Problem details: Print the entries that appear below, exactly as written and without their pictures.

Data entries:
☆ ☆ ☆ ☆
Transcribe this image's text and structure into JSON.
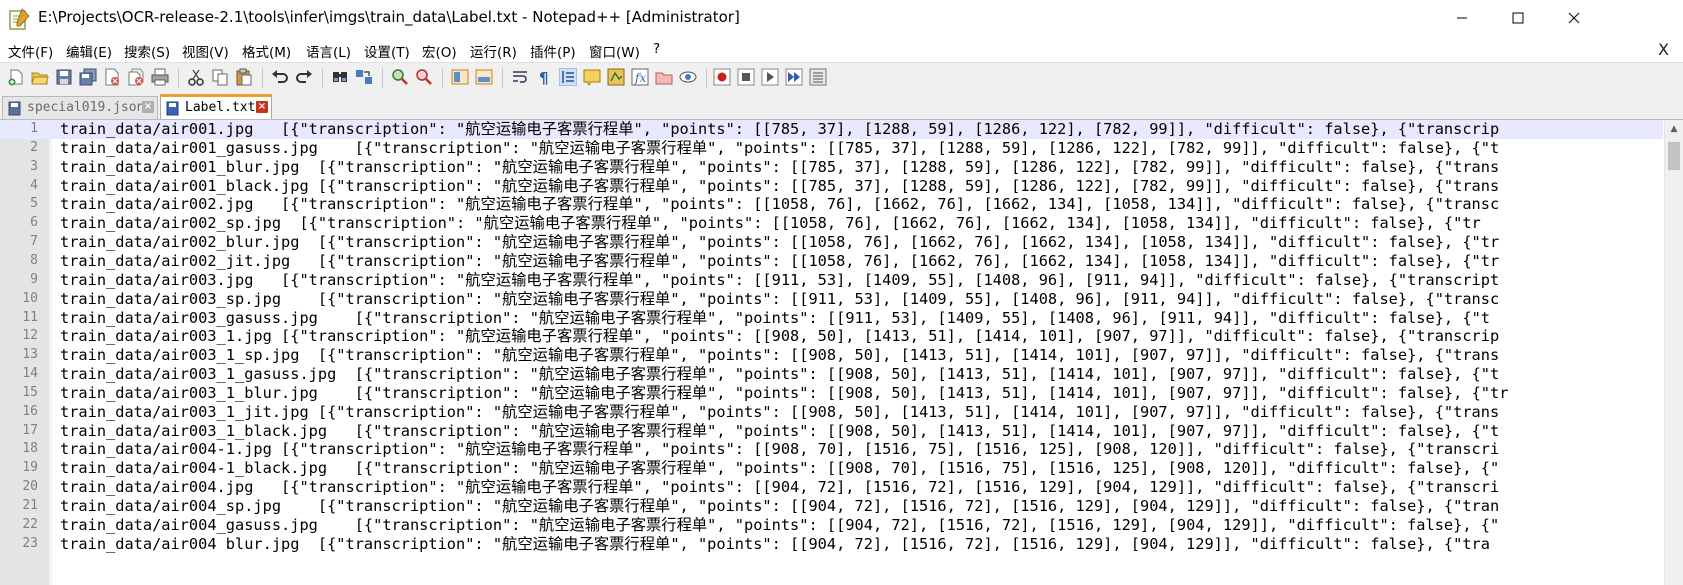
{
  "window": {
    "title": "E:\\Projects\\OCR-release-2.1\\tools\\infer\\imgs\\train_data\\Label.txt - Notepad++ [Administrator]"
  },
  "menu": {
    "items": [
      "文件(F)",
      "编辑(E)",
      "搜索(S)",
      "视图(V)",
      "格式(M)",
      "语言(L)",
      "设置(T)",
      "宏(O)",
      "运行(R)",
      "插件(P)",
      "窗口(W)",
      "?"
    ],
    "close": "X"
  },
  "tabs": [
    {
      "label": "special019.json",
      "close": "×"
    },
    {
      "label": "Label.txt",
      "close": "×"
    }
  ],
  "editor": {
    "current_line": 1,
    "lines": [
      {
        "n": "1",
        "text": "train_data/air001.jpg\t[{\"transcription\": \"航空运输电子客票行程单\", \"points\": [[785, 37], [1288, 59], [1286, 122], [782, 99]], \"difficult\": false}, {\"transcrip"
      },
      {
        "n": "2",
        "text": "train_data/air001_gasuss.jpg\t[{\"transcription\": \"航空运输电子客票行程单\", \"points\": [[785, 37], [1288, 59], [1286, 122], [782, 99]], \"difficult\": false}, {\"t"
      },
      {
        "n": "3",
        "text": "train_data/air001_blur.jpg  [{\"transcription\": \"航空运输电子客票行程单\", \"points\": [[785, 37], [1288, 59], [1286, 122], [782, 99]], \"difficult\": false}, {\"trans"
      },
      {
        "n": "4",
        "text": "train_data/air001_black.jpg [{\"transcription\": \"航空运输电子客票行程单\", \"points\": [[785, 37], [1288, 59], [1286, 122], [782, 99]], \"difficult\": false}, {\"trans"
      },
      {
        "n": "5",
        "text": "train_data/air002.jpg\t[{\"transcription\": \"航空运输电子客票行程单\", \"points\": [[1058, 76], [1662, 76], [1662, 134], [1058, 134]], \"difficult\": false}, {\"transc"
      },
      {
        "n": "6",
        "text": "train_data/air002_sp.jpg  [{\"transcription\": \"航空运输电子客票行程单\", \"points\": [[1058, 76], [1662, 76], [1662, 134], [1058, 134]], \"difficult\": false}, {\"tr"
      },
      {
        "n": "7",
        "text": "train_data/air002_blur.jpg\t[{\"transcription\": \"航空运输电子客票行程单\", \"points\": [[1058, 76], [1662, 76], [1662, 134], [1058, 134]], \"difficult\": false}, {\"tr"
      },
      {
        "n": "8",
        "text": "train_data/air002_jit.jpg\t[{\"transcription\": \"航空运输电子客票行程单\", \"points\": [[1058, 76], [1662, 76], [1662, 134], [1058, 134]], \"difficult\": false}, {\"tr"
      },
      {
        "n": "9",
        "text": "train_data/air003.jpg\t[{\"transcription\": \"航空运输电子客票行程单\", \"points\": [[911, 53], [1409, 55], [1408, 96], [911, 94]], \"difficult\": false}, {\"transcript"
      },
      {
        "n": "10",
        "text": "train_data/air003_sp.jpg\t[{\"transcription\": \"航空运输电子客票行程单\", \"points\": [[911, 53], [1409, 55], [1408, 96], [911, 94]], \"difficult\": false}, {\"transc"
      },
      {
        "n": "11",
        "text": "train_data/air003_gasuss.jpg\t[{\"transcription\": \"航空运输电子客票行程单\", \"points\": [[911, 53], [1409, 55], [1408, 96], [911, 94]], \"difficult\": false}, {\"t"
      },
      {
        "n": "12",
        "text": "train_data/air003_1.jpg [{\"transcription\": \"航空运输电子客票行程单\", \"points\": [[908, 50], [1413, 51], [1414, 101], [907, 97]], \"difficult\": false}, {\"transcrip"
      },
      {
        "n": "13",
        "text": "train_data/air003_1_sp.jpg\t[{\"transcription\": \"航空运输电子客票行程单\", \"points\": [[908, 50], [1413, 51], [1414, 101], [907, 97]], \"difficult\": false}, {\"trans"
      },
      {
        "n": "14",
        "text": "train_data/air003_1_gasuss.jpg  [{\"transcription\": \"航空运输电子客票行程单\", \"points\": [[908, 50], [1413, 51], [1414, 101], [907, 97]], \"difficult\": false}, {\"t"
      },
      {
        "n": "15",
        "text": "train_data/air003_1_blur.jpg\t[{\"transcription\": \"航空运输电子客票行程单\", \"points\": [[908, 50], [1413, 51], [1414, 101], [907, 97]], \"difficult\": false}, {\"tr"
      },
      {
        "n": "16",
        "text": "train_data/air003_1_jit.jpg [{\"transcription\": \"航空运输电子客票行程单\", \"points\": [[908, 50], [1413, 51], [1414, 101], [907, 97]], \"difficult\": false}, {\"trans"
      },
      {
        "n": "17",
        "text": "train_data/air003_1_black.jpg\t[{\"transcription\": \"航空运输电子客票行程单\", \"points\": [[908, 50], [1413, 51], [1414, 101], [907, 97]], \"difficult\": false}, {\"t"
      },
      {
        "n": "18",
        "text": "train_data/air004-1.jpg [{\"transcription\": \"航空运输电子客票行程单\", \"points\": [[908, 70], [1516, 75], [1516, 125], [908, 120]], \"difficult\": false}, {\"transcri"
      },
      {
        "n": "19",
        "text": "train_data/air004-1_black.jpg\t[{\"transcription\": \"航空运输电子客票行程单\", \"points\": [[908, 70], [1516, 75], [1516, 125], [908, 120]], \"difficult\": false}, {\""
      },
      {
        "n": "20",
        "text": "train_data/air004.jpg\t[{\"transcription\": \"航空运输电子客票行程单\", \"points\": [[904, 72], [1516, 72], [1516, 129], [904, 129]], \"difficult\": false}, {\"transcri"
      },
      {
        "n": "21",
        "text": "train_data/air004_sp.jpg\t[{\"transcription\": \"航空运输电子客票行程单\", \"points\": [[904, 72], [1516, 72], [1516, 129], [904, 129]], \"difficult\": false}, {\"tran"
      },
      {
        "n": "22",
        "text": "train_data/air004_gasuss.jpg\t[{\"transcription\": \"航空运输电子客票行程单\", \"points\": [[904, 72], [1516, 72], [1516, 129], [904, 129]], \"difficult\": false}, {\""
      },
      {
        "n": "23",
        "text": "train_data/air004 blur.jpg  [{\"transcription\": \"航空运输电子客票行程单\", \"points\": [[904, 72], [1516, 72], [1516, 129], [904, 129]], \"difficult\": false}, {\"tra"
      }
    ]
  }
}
☆ ☆ ☆ ☆
Task response:
Transcribe this image's text and structure into JSON.
{
  "window": {
    "title": "E:\\Projects\\OCR-release-2.1\\tools\\infer\\imgs\\train_data\\Label.txt - Notepad++ [Administrator]"
  },
  "menu": {
    "items": [
      "文件(F)",
      "编辑(E)",
      "搜索(S)",
      "视图(V)",
      "格式(M)",
      "语言(L)",
      "设置(T)",
      "宏(O)",
      "运行(R)",
      "插件(P)",
      "窗口(W)",
      "?"
    ],
    "close": "X"
  },
  "tabs": [
    {
      "label": "special019.json",
      "close": "×"
    },
    {
      "label": "Label.txt",
      "close": "×"
    }
  ],
  "editor": {
    "current_line": 1,
    "lines": [
      {
        "n": "1",
        "text": "train_data/air001.jpg\t[{\"transcription\": \"航空运输电子客票行程单\", \"points\": [[785, 37], [1288, 59], [1286, 122], [782, 99]], \"difficult\": false}, {\"transcrip"
      },
      {
        "n": "2",
        "text": "train_data/air001_gasuss.jpg\t[{\"transcription\": \"航空运输电子客票行程单\", \"points\": [[785, 37], [1288, 59], [1286, 122], [782, 99]], \"difficult\": false}, {\"t"
      },
      {
        "n": "3",
        "text": "train_data/air001_blur.jpg  [{\"transcription\": \"航空运输电子客票行程单\", \"points\": [[785, 37], [1288, 59], [1286, 122], [782, 99]], \"difficult\": false}, {\"trans"
      },
      {
        "n": "4",
        "text": "train_data/air001_black.jpg [{\"transcription\": \"航空运输电子客票行程单\", \"points\": [[785, 37], [1288, 59], [1286, 122], [782, 99]], \"difficult\": false}, {\"trans"
      },
      {
        "n": "5",
        "text": "train_data/air002.jpg\t[{\"transcription\": \"航空运输电子客票行程单\", \"points\": [[1058, 76], [1662, 76], [1662, 134], [1058, 134]], \"difficult\": false}, {\"transc"
      },
      {
        "n": "6",
        "text": "train_data/air002_sp.jpg  [{\"transcription\": \"航空运输电子客票行程单\", \"points\": [[1058, 76], [1662, 76], [1662, 134], [1058, 134]], \"difficult\": false}, {\"tr"
      },
      {
        "n": "7",
        "text": "train_data/air002_blur.jpg\t[{\"transcription\": \"航空运输电子客票行程单\", \"points\": [[1058, 76], [1662, 76], [1662, 134], [1058, 134]], \"difficult\": false}, {\"tr"
      },
      {
        "n": "8",
        "text": "train_data/air002_jit.jpg\t[{\"transcription\": \"航空运输电子客票行程单\", \"points\": [[1058, 76], [1662, 76], [1662, 134], [1058, 134]], \"difficult\": false}, {\"tr"
      },
      {
        "n": "9",
        "text": "train_data/air003.jpg\t[{\"transcription\": \"航空运输电子客票行程单\", \"points\": [[911, 53], [1409, 55], [1408, 96], [911, 94]], \"difficult\": false}, {\"transcript"
      },
      {
        "n": "10",
        "text": "train_data/air003_sp.jpg\t[{\"transcription\": \"航空运输电子客票行程单\", \"points\": [[911, 53], [1409, 55], [1408, 96], [911, 94]], \"difficult\": false}, {\"transc"
      },
      {
        "n": "11",
        "text": "train_data/air003_gasuss.jpg\t[{\"transcription\": \"航空运输电子客票行程单\", \"points\": [[911, 53], [1409, 55], [1408, 96], [911, 94]], \"difficult\": false}, {\"t"
      },
      {
        "n": "12",
        "text": "train_data/air003_1.jpg [{\"transcription\": \"航空运输电子客票行程单\", \"points\": [[908, 50], [1413, 51], [1414, 101], [907, 97]], \"difficult\": false}, {\"transcrip"
      },
      {
        "n": "13",
        "text": "train_data/air003_1_sp.jpg\t[{\"transcription\": \"航空运输电子客票行程单\", \"points\": [[908, 50], [1413, 51], [1414, 101], [907, 97]], \"difficult\": false}, {\"trans"
      },
      {
        "n": "14",
        "text": "train_data/air003_1_gasuss.jpg  [{\"transcription\": \"航空运输电子客票行程单\", \"points\": [[908, 50], [1413, 51], [1414, 101], [907, 97]], \"difficult\": false}, {\"t"
      },
      {
        "n": "15",
        "text": "train_data/air003_1_blur.jpg\t[{\"transcription\": \"航空运输电子客票行程单\", \"points\": [[908, 50], [1413, 51], [1414, 101], [907, 97]], \"difficult\": false}, {\"tr"
      },
      {
        "n": "16",
        "text": "train_data/air003_1_jit.jpg [{\"transcription\": \"航空运输电子客票行程单\", \"points\": [[908, 50], [1413, 51], [1414, 101], [907, 97]], \"difficult\": false}, {\"trans"
      },
      {
        "n": "17",
        "text": "train_data/air003_1_black.jpg\t[{\"transcription\": \"航空运输电子客票行程单\", \"points\": [[908, 50], [1413, 51], [1414, 101], [907, 97]], \"difficult\": false}, {\"t"
      },
      {
        "n": "18",
        "text": "train_data/air004-1.jpg [{\"transcription\": \"航空运输电子客票行程单\", \"points\": [[908, 70], [1516, 75], [1516, 125], [908, 120]], \"difficult\": false}, {\"transcri"
      },
      {
        "n": "19",
        "text": "train_data/air004-1_black.jpg\t[{\"transcription\": \"航空运输电子客票行程单\", \"points\": [[908, 70], [1516, 75], [1516, 125], [908, 120]], \"difficult\": false}, {\""
      },
      {
        "n": "20",
        "text": "train_data/air004.jpg\t[{\"transcription\": \"航空运输电子客票行程单\", \"points\": [[904, 72], [1516, 72], [1516, 129], [904, 129]], \"difficult\": false}, {\"transcri"
      },
      {
        "n": "21",
        "text": "train_data/air004_sp.jpg\t[{\"transcription\": \"航空运输电子客票行程单\", \"points\": [[904, 72], [1516, 72], [1516, 129], [904, 129]], \"difficult\": false}, {\"tran"
      },
      {
        "n": "22",
        "text": "train_data/air004_gasuss.jpg\t[{\"transcription\": \"航空运输电子客票行程单\", \"points\": [[904, 72], [1516, 72], [1516, 129], [904, 129]], \"difficult\": false}, {\""
      },
      {
        "n": "23",
        "text": "train_data/air004 blur.jpg  [{\"transcription\": \"航空运输电子客票行程单\", \"points\": [[904, 72], [1516, 72], [1516, 129], [904, 129]], \"difficult\": false}, {\"tra"
      }
    ]
  }
}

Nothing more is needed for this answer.